224 Md. 350

PHILLIPS et al., etc. v. COMPTROLLER OF THE TREASURY, RETAIL SALES TAX DIVISION

[No. 139,

September Term, 1960.]

*351 Decided February 20, 1961.

The cause was argued before Henderson, Hammond, Prescott, Hornby and Marbury, JJ.

John G. Wharton, with whom were Nicholas G. Penniman, III, and Barton, Wilmer, Bramble & Penniman on the brief, for the appellants.

William J. McCarthy, Assistant Attorney General, with whom were C. Ferdinand Sybert, Attorney General, and Ed*352ward P. Engelbert, Chief, Sales Tax Division, Office of Comptroller of the Treasury, on the brief, for the appellee.

Prescott, J.,

delivered the opinion of the Court.

The Baltimore City Court affirmed a decision of the Comptroller denying the appellant’s claim for a refund of certain retail sales taxes, and the claimant has appealed.

▶ **Information given**:
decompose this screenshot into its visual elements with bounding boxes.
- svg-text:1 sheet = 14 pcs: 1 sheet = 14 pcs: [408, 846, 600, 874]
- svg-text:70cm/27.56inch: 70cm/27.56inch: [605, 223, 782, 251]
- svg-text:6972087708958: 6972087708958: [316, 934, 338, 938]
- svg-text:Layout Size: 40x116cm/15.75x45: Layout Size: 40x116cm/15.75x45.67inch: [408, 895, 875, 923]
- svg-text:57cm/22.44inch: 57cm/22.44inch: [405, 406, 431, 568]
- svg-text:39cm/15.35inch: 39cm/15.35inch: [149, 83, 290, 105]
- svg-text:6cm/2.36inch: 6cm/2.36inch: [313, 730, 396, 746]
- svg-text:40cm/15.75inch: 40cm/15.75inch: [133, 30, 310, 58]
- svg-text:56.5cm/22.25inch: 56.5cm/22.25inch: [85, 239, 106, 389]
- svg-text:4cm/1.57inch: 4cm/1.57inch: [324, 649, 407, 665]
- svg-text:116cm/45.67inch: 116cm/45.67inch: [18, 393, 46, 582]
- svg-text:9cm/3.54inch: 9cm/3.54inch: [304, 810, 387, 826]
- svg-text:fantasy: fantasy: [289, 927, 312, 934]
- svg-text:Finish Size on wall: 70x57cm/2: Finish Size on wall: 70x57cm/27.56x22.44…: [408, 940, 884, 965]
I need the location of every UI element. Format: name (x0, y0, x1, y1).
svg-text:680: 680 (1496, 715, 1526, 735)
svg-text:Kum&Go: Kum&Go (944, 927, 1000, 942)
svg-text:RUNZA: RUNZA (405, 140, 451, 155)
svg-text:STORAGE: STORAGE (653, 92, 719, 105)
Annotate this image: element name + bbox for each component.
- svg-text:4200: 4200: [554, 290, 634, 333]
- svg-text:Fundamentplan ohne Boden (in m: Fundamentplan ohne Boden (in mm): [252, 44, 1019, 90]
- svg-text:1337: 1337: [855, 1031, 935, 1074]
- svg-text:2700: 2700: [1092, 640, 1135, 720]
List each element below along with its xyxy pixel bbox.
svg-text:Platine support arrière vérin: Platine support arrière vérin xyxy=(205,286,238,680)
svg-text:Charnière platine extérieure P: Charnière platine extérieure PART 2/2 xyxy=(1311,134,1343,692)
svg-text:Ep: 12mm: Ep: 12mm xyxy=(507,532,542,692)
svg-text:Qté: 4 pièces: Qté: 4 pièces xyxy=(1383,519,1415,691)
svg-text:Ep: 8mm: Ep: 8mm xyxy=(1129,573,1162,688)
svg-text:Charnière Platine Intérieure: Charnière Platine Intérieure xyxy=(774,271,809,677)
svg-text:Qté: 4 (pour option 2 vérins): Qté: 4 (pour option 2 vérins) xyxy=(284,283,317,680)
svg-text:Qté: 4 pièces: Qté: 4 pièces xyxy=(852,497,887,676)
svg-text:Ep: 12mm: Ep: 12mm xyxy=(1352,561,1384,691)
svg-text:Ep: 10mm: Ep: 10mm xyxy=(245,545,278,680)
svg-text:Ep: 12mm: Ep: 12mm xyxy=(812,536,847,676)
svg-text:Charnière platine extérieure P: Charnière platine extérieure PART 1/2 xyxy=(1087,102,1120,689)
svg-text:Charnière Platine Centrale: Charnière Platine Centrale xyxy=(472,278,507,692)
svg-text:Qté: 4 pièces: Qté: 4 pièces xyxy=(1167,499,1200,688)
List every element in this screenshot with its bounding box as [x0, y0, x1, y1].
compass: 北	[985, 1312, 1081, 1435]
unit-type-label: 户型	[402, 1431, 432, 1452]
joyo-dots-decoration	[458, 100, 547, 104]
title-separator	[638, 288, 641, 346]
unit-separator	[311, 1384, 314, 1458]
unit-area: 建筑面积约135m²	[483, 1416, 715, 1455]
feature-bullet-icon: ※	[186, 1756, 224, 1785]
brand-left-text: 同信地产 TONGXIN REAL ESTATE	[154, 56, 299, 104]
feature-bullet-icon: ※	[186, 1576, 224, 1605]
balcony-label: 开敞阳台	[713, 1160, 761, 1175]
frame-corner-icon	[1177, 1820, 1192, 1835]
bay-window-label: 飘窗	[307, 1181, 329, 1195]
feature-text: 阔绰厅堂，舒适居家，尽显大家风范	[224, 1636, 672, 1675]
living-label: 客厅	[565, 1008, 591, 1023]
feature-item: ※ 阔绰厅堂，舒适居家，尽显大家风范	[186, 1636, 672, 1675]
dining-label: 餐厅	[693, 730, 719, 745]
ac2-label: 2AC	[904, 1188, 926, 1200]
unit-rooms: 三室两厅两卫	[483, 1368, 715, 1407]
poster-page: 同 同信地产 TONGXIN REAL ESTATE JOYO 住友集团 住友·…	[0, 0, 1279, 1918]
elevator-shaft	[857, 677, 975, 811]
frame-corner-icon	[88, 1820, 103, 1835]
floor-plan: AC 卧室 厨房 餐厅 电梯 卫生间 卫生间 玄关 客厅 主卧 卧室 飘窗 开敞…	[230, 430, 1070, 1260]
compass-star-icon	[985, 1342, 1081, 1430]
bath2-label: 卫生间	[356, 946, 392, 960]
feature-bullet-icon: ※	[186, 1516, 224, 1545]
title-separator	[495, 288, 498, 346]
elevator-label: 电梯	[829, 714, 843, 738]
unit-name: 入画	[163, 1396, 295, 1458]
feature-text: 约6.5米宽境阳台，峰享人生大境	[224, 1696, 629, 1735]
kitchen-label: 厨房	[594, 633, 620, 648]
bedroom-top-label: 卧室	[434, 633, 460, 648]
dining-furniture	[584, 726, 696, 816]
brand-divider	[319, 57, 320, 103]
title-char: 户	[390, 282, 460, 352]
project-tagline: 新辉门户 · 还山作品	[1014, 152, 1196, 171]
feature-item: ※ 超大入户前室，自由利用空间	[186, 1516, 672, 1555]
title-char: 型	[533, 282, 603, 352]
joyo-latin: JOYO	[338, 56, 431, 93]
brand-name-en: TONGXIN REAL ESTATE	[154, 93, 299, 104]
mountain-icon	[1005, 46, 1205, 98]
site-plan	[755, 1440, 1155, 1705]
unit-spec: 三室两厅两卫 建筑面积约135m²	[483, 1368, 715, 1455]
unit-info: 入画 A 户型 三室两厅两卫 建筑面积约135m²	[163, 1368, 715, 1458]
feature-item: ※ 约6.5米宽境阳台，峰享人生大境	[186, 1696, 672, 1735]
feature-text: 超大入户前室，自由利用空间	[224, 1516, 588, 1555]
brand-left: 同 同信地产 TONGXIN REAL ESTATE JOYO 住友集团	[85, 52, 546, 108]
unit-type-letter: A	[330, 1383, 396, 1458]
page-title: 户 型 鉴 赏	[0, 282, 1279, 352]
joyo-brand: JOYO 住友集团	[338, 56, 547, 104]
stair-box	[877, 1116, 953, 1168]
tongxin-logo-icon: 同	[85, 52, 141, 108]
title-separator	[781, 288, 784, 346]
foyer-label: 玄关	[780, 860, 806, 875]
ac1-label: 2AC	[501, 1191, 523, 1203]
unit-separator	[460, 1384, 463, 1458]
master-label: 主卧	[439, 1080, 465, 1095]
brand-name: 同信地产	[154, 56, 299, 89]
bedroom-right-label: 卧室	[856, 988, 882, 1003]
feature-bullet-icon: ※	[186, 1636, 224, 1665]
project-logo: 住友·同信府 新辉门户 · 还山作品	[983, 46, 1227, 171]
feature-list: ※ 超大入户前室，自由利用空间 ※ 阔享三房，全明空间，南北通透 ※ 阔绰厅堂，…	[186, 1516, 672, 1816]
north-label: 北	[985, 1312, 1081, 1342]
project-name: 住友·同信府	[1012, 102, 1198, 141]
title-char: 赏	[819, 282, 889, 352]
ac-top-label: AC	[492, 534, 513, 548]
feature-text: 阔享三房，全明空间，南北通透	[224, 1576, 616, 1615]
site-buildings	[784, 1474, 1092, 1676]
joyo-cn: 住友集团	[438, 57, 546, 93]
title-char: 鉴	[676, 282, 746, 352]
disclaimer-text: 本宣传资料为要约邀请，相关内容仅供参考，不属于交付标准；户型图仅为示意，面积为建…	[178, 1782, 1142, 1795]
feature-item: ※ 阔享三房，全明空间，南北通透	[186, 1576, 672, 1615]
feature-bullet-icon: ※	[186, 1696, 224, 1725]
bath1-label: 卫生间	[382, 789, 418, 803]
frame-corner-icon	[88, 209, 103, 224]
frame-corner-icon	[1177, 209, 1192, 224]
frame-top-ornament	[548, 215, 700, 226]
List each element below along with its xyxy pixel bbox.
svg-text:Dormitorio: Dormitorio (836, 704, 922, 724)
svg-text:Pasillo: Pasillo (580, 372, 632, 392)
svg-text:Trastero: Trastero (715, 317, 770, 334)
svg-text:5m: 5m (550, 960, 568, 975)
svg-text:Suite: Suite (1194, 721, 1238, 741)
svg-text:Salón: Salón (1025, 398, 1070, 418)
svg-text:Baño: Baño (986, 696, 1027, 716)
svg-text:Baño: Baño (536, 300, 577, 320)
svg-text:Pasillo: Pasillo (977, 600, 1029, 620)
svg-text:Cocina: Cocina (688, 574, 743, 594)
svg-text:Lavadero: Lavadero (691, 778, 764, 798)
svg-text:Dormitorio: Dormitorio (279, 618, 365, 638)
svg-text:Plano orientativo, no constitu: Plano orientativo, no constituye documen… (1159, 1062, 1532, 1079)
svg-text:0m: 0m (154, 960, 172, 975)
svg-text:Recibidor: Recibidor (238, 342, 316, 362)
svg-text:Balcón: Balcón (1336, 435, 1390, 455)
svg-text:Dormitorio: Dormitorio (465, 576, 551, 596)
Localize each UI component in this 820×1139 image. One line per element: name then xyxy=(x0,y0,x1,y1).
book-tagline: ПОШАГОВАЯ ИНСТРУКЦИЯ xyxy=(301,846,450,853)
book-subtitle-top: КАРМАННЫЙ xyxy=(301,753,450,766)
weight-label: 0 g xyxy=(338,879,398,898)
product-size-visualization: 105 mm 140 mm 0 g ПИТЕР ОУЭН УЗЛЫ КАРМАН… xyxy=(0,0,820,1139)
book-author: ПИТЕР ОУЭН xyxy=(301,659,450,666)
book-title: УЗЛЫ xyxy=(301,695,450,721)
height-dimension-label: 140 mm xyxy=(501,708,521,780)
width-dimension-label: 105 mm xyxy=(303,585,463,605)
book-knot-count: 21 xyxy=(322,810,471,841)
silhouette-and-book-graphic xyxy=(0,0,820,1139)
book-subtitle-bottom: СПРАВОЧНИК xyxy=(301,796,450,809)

▶ **Task requirements**:
[a] According to the sales tax refund opinion, on what date was the case decided?
[b] Extend the sales tax refund opinion, starting after its last sentence.
The records have no connection to the sales tax refund opinion.

▶ **Exercise answers**:
[a] February 20, 1961.

[b]
The case is submitted on an agreed statement of facts, which is as follows:

“Appellant is engaged in the business of selling International Harvester equipment in the Maryland and Virginia area. The sales involved in this case were made on various dates from December 21, 1956, through May 29, 1958, and were all to the same purchaser, Weldon D. Shannon, trading as Shannon Construction, hereinafter called ‘Shannon’ or ‘purchaser’. Shannon, an excavator, was employed as a sub-contractor on numerous building projects, primarily in the Baltimore area, and requiring expensive heavy-duty earth-moving equipment, he purchased the same from Appellant. All sales were secured by conditional contracts of sale or chattel mortgages which were properly executed and recorded.
“Shannon failed to meet the installment payments as due, and after the accounts became critically delinquent, Appellant, with the assistance of Shannon’s employees, repossessed the equipment. At the time of the return of the machines, Shannon owed over One Hundred Fifty Thousand Dollars ($150,000.00) to Appellant, and after crediting Shannon with the values of the machines at the time they were returned and all moneys paid by Shannon on said accounts, there remained, and still remains, an uncollectible indebtedness of about Eighty Thousand Dollars ($80,000.00).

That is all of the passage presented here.